◆ DIRECTIONS ◆
Filter the data below for the string "create" and copy each matching line.

◆ ENTRIES ◆

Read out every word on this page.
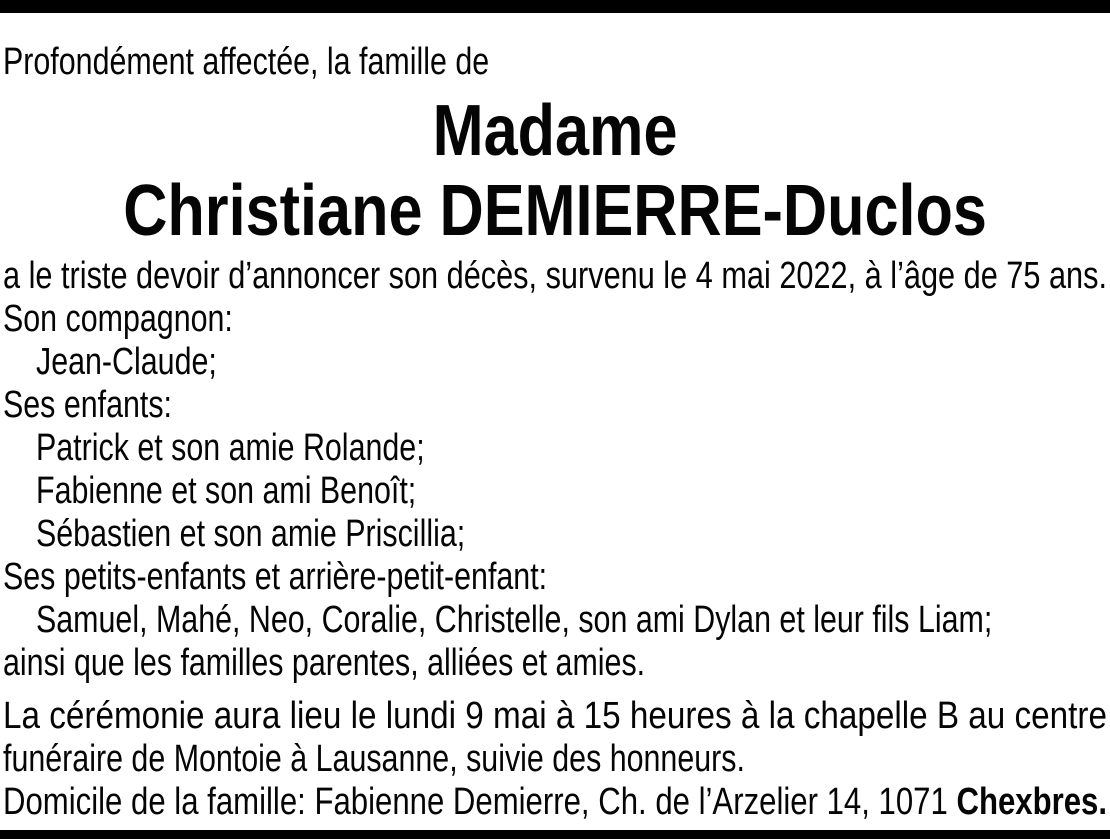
Profondément affectée, la famille de
Madame
Christiane DEMIERRE-Duclos
a le triste devoir d’annoncer son décès, survenu le 4 mai 2022, à l’âge de 75 ans.
Son compagnon:
Jean-Claude;
Ses enfants:
Patrick et son amie Rolande;
Fabienne et son ami Benoît;
Sébastien et son amie Priscillia;
Ses petits-enfants et arrière-petit-enfant:
Samuel, Mahé, Neo, Coralie, Christelle, son ami Dylan et leur fils Liam;
ainsi que les familles parentes, alliées et amies.
La cérémonie aura lieu le lundi 9 mai à 15 heures à la chapelle B au centre
funéraire de Montoie à Lausanne, suivie des honneurs.
Domicile de la famille: Fabienne Demierre, Ch. de l’Arzelier 14, 1071 Chexbres.
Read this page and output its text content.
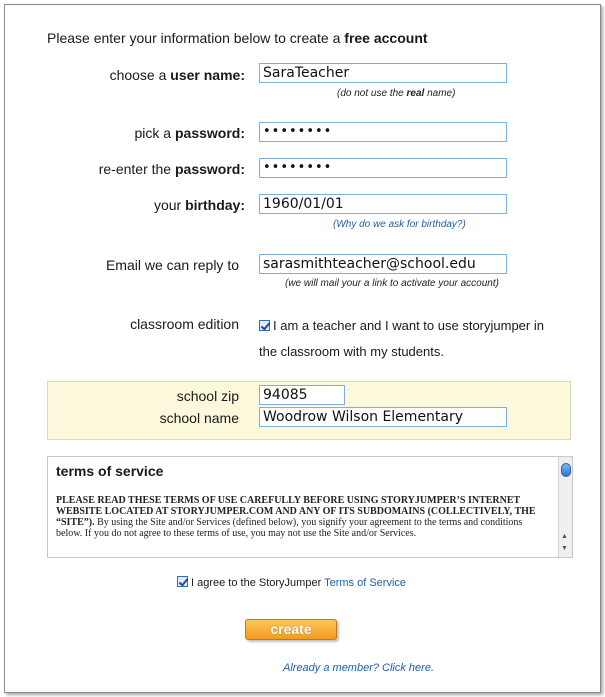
Please enter your information below to create a free account
choose a user name: SaraTeacher
(do not use the real name)
pick a password:	••••••••
re-enter the password:	••••••••
your birthday: 1960/01/01
(Why do we ask for birthday?)
Email we can reply to sarasmithteacher@school.edu
(we will mail your a link to activate your account)
classroom edition	I am a teacher and I want to use storyjumper in
the classroom with my students.
school zip 94085
school name Woodrow Wilson Elementary
terms of service
PLEASE READ THESE TERMS OF USE CAREFULLY BEFORE USING STORYJUMPER’S INTERNET WEBSITE LOCATED AT STORYJUMPER.COM AND ANY OF ITS SUBDOMAINS (COLLECTIVELY, THE “SITE”). By using the Site and/or Services (defined below), you signify your agreement to the terms and conditions below. If you do not agree to these terms of use, you may not use the Site and/or Services.	▲
▼
I agree to the StoryJumper Terms of Service
create
Already a member? Click here.
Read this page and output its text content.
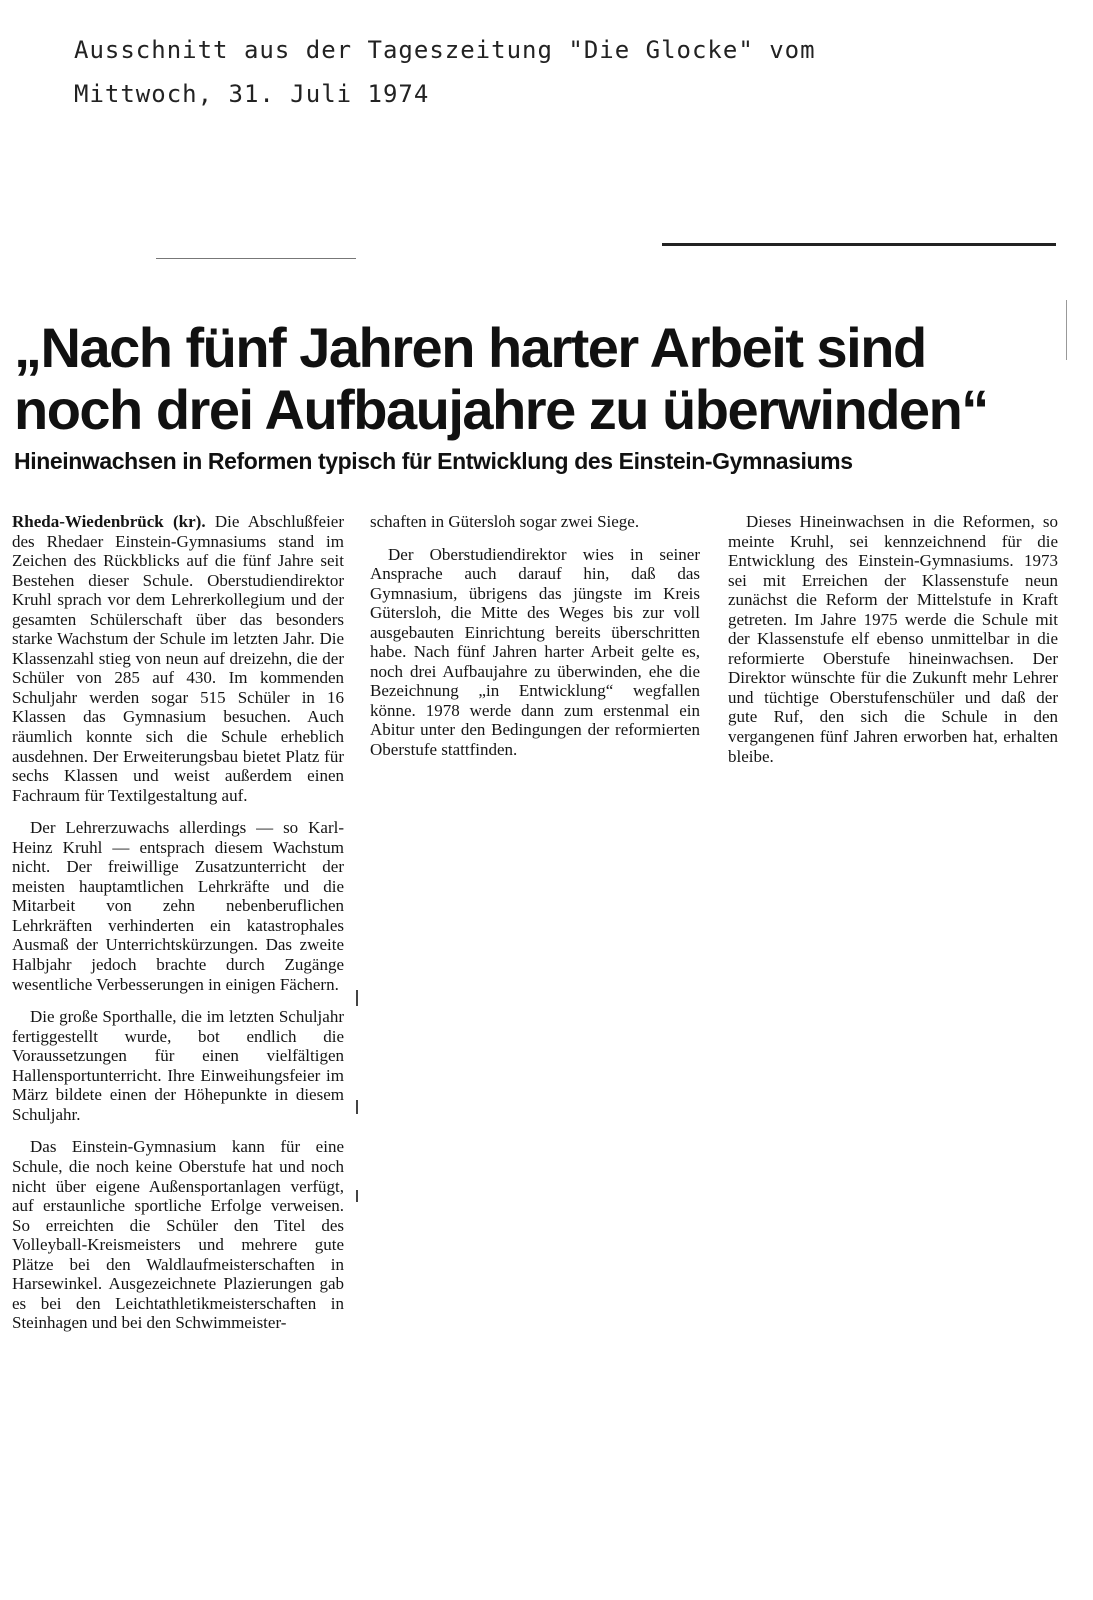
Ausschnitt aus der Tageszeitung "Die Glocke" vom
Mittwoch, 31. Juli 1974
„Nach fünf Jahren harter Arbeit sind
noch drei Aufbaujahre zu überwinden“
Hineinwachsen in Reformen typisch für Entwicklung des Einstein-Gymnasiums

Rheda-Wiedenbrück (kr). Die Abschlußfeier des Rhedaer Einstein-Gymnasiums stand im Zeichen des Rückblicks auf die fünf Jahre seit Bestehen dieser Schule. Oberstudiendirektor Kruhl sprach vor dem Lehrerkollegium und der gesamten Schülerschaft über das besonders starke Wachstum der Schule im letzten Jahr. Die Klassenzahl stieg von neun auf dreizehn, die der Schüler von 285 auf 430. Im kommenden Schuljahr werden sogar 515 Schüler in 16 Klassen das Gymnasium besuchen. Auch räumlich konnte sich die Schule erheblich ausdehnen. Der Erweiterungsbau bietet Platz für sechs Klassen und weist außerdem einen Fachraum für Textilgestaltung auf.

Der Lehrerzuwachs allerdings — so Karl-Heinz Kruhl — entsprach diesem Wachstum nicht. Der freiwillige Zusatzunterricht der meisten hauptamtlichen Lehrkräfte und die Mitarbeit von zehn nebenberuflichen Lehrkräften verhinderten ein katastrophales Ausmaß der Unterrichtskürzungen. Das zweite Halbjahr jedoch brachte durch Zugänge wesentliche Verbesserungen in einigen Fächern.

Die große Sporthalle, die im letzten Schuljahr fertiggestellt wurde, bot endlich die Voraussetzungen für einen vielfältigen Hallensportunterricht. Ihre Einweihungsfeier im März bildete einen der Höhepunkte in diesem Schuljahr.

Das Einstein-Gymnasium kann für eine Schule, die noch keine Oberstufe hat und noch nicht über eigene Außensportanlagen verfügt, auf erstaunliche sportliche Erfolge verweisen. So erreichten die Schüler den Titel des Volleyball-Kreismeisters und mehrere gute Plätze bei den Waldlaufmeisterschaften in Harsewinkel. Ausgezeichnete Plazierungen gab es bei den Leichtathletikmeisterschaften in Steinhagen und bei den Schwimmeister-

schaften in Gütersloh sogar zwei Siege.

Der Oberstudiendirektor wies in seiner Ansprache auch darauf hin, daß das Gymnasium, übrigens das jüngste im Kreis Gütersloh, die Mitte des Weges bis zur voll ausgebauten Einrichtung bereits überschritten habe. Nach fünf Jahren harter Arbeit gelte es, noch drei Aufbaujahre zu überwinden, ehe die Bezeichnung „in Entwicklung“ wegfallen könne. 1978 werde dann zum erstenmal ein Abitur unter den Bedingungen der reformierten Oberstufe stattfinden.

Dieses Hineinwachsen in die Reformen, so meinte Kruhl, sei kennzeichnend für die Entwicklung des Einstein-Gymnasiums. 1973 sei mit Erreichen der Klassenstufe neun zunächst die Reform der Mittelstufe in Kraft getreten. Im Jahre 1975 werde die Schule mit der Klassenstufe elf ebenso unmittelbar in die reformierte Oberstufe hineinwachsen. Der Direktor wünschte für die Zukunft mehr Lehrer und tüchtige Oberstufenschüler und daß der gute Ruf, den sich die Schule in den vergangenen fünf Jahren erworben hat, erhalten bleibe.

◆ REPLY ◆
Please enter your information below to create a free account
create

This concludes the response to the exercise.